# start of Supplied data

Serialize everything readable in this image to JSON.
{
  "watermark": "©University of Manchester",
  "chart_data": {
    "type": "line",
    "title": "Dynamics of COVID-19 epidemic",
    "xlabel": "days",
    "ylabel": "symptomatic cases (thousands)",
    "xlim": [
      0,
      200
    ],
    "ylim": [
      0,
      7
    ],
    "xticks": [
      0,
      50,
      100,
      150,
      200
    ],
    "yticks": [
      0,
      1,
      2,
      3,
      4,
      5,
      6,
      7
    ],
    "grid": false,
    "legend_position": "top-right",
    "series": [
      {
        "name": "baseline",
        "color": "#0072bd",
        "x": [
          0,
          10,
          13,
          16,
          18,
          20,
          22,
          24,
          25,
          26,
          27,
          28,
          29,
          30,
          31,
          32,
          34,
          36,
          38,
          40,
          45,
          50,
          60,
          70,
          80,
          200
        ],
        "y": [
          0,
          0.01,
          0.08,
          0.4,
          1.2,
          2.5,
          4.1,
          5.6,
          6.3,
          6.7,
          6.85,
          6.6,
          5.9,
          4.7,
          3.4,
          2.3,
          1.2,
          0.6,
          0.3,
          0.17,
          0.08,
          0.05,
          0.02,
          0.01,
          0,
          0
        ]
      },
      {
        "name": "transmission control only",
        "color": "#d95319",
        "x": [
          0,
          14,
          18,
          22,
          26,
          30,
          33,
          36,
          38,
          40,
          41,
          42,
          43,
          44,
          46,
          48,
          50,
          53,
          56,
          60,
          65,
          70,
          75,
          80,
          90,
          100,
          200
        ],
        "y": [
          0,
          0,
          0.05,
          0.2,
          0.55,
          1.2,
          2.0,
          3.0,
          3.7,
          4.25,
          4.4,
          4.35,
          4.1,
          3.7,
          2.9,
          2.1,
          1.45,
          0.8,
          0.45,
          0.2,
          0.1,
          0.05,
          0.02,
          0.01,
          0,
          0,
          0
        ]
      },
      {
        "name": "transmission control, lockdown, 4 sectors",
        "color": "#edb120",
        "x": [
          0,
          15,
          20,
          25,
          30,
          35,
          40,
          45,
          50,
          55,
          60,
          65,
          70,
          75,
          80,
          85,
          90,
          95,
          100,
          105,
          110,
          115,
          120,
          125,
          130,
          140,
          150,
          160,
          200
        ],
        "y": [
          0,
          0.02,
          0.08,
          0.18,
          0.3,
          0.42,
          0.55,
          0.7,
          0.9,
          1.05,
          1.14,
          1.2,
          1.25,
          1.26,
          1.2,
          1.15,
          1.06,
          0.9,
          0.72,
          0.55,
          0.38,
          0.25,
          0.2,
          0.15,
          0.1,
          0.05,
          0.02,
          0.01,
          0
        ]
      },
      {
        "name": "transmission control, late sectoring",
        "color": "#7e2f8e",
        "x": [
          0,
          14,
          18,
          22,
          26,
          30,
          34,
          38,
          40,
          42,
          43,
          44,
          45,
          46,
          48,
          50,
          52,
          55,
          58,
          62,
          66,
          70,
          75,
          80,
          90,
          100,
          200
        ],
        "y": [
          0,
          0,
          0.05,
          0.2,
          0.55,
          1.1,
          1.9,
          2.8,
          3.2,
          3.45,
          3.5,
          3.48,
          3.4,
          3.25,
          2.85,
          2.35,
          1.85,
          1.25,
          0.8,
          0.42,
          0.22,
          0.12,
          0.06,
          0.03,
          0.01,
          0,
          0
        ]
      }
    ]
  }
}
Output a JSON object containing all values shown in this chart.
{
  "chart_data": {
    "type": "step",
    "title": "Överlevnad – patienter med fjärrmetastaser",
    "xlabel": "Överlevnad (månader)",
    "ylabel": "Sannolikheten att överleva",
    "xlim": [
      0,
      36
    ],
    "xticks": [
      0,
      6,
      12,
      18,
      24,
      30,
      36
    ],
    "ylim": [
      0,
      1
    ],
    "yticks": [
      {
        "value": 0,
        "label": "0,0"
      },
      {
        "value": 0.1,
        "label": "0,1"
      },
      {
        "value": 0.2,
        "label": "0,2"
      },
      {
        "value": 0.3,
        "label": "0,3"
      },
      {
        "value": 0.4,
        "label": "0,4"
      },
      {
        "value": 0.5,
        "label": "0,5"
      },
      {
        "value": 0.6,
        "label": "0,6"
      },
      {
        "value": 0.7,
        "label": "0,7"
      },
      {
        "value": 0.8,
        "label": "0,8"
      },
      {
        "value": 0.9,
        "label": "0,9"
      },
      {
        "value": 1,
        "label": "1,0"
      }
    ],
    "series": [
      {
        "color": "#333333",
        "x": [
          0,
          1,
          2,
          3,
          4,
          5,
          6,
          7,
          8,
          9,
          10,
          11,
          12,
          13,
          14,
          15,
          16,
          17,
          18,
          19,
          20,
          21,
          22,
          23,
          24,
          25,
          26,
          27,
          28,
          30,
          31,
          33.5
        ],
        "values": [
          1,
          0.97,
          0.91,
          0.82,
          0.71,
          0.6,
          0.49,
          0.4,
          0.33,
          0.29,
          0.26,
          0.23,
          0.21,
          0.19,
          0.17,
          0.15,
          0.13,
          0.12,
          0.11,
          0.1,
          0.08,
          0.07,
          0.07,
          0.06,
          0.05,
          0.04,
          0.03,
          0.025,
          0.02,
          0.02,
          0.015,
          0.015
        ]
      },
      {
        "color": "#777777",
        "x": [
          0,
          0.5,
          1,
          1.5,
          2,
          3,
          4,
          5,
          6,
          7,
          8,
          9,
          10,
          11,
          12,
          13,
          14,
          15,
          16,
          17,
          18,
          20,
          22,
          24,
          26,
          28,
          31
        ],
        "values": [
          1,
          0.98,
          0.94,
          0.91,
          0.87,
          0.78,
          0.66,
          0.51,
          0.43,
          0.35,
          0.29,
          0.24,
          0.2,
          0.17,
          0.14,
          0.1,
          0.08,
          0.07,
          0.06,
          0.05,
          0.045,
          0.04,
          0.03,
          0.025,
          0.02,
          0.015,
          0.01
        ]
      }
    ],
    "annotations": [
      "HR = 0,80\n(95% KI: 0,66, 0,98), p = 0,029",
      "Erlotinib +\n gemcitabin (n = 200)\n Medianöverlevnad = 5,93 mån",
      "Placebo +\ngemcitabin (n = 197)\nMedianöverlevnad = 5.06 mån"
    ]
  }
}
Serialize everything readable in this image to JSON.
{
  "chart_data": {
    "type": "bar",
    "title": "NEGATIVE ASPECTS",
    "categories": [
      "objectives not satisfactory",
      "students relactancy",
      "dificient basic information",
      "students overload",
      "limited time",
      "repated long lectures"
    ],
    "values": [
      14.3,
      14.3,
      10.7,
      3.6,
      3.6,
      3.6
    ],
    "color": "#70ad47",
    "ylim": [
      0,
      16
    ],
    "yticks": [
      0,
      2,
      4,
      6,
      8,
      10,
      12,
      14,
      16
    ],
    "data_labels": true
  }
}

# end of Supplied data

**Exercise aim:** Transcribe all lines as written.

**Task response:**
Serialize everything readable in this image to JSON.
{
  "watermark": "©University of Manchester",
  "chart_data": {
    "type": "line",
    "title": "Dynamics of COVID-19 epidemic",
    "xlabel": "days",
    "ylabel": "symptomatic cases (thousands)",
    "xlim": [
      0,
      200
    ],
    "ylim": [
      0,
      7
    ],
    "xticks": [
      0,
      50,
      100,
      150,
      200
    ],
    "yticks": [
      0,
      1,
      2,
      3,
      4,
      5,
      6,
      7
    ],
    "grid": false,
    "legend_position": "top-right",
    "series": [
      {
        "name": "baseline",
        "color": "#0072bd",
        "x": [
          0,
          10,
          13,
          16,
          18,
          20,
          22,
          24,
          25,
          26,
          27,
          28,
          29,
          30,
          31,
          32,
          34,
          36,
          38,
          40,
          45,
          50,
          60,
          70,
          80,
          200
        ],
        "y": [
          0,
          0.01,
          0.08,
          0.4,
          1.2,
          2.5,
          4.1,
          5.6,
          6.3,
          6.7,
          6.85,
          6.6,
          5.9,
          4.7,
          3.4,
          2.3,
          1.2,
          0.6,
          0.3,
          0.17,
          0.08,
          0.05,
          0.02,
          0.01,
          0,
          0
        ]
      },
      {
        "name": "transmission control only",
        "color": "#d95319",
        "x": [
          0,
          14,
          18,
          22,
          26,
          30,
          33,
          36,
          38,
          40,
          41,
          42,
          43,
          44,
          46,
          48,
          50,
          53,
          56,
          60,
          65,
          70,
          75,
          80,
          90,
          100,
          200
        ],
        "y": [
          0,
          0,
          0.05,
          0.2,
          0.55,
          1.2,
          2.0,
          3.0,
          3.7,
          4.25,
          4.4,
          4.35,
          4.1,
          3.7,
          2.9,
          2.1,
          1.45,
          0.8,
          0.45,
          0.2,
          0.1,
          0.05,
          0.02,
          0.01,
          0,
          0,
          0
        ]
      },
      {
        "name": "transmission control, lockdown, 4 sectors",
        "color": "#edb120",
        "x": [
          0,
          15,
          20,
          25,
          30,
          35,
          40,
          45,
          50,
          55,
          60,
          65,
          70,
          75,
          80,
          85,
          90,
          95,
          100,
          105,
          110,
          115,
          120,
          125,
          130,
          140,
          150,
          160,
          200
        ],
        "y": [
          0,
          0.02,
          0.08,
          0.18,
          0.3,
          0.42,
          0.55,
          0.7,
          0.9,
          1.05,
          1.14,
          1.2,
          1.25,
          1.26,
          1.2,
          1.15,
          1.06,
          0.9,
          0.72,
          0.55,
          0.38,
          0.25,
          0.2,
          0.15,
          0.1,
          0.05,
          0.02,
          0.01,
          0
        ]
      },
      {
        "name": "transmission control, late sectoring",
        "color": "#7e2f8e",
        "x": [
          0,
          14,
          18,
          22,
          26,
          30,
          34,
          38,
          40,
          42,
          43,
          44,
          45,
          46,
          48,
          50,
          52,
          55,
          58,
          62,
          66,
          70,
          75,
          80,
          90,
          100,
          200
        ],
        "y": [
          0,
          0,
          0.05,
          0.2,
          0.55,
          1.1,
          1.9,
          2.8,
          3.2,
          3.45,
          3.5,
          3.48,
          3.4,
          3.25,
          2.85,
          2.35,
          1.85,
          1.25,
          0.8,
          0.42,
          0.22,
          0.12,
          0.06,
          0.03,
          0.01,
          0,
          0
        ]
      }
    ]
  }
}
Output a JSON object containing all values shown in this chart.
{
  "chart_data": {
    "type": "step",
    "title": "Överlevnad – patienter med fjärrmetastaser",
    "xlabel": "Överlevnad (månader)",
    "ylabel": "Sannolikheten att överleva",
    "xlim": [
      0,
      36
    ],
    "xticks": [
      0,
      6,
      12,
      18,
      24,
      30,
      36
    ],
    "ylim": [
      0,
      1
    ],
    "yticks": [
      {
        "value": 0,
        "label": "0,0"
      },
      {
        "value": 0.1,
        "label": "0,1"
      },
      {
        "value": 0.2,
        "label": "0,2"
      },
      {
        "value": 0.3,
        "label": "0,3"
      },
      {
        "value": 0.4,
        "label": "0,4"
      },
      {
        "value": 0.5,
        "label": "0,5"
      },
      {
        "value": 0.6,
        "label": "0,6"
      },
      {
        "value": 0.7,
        "label": "0,7"
      },
      {
        "value": 0.8,
        "label": "0,8"
      },
      {
        "value": 0.9,
        "label": "0,9"
      },
      {
        "value": 1,
        "label": "1,0"
      }
    ],
    "series": [
      {
        "color": "#333333",
        "x": [
          0,
          1,
          2,
          3,
          4,
          5,
          6,
          7,
          8,
          9,
          10,
          11,
          12,
          13,
          14,
          15,
          16,
          17,
          18,
          19,
          20,
          21,
          22,
          23,
          24,
          25,
          26,
          27,
          28,
          30,
          31,
          33.5
        ],
        "values": [
          1,
          0.97,
          0.91,
          0.82,
          0.71,
          0.6,
          0.49,
          0.4,
          0.33,
          0.29,
          0.26,
          0.23,
          0.21,
          0.19,
          0.17,
          0.15,
          0.13,
          0.12,
          0.11,
          0.1,
          0.08,
          0.07,
          0.07,
          0.06,
          0.05,
          0.04,
          0.03,
          0.025,
          0.02,
          0.02,
          0.015,
          0.015
        ]
      },
      {
        "color": "#777777",
        "x": [
          0,
          0.5,
          1,
          1.5,
          2,
          3,
          4,
          5,
          6,
          7,
          8,
          9,
          10,
          11,
          12,
          13,
          14,
          15,
          16,
          17,
          18,
          20,
          22,
          24,
          26,
          28,
          31
        ],
        "values": [
          1,
          0.98,
          0.94,
          0.91,
          0.87,
          0.78,
          0.66,
          0.51,
          0.43,
          0.35,
          0.29,
          0.24,
          0.2,
          0.17,
          0.14,
          0.1,
          0.08,
          0.07,
          0.06,
          0.05,
          0.045,
          0.04,
          0.03,
          0.025,
          0.02,
          0.015,
          0.01
        ]
      }
    ],
    "annotations": [
      "HR = 0,80\n(95% KI: 0,66, 0,98), p = 0,029",
      "Erlotinib +\n gemcitabin (n = 200)\n Medianöverlevnad = 5,93 mån",
      "Placebo +\ngemcitabin (n = 197)\nMedianöverlevnad = 5.06 mån"
    ]
  }
}
Serialize everything readable in this image to JSON.
{
  "chart_data": {
    "type": "bar",
    "title": "NEGATIVE ASPECTS",
    "categories": [
      "objectives not satisfactory",
      "students relactancy",
      "dificient basic information",
      "students overload",
      "limited time",
      "repated long lectures"
    ],
    "values": [
      14.3,
      14.3,
      10.7,
      3.6,
      3.6,
      3.6
    ],
    "color": "#70ad47",
    "ylim": [
      0,
      16
    ],
    "yticks": [
      0,
      2,
      4,
      6,
      8,
      10,
      12,
      14,
      16
    ],
    "data_labels": true
  }
}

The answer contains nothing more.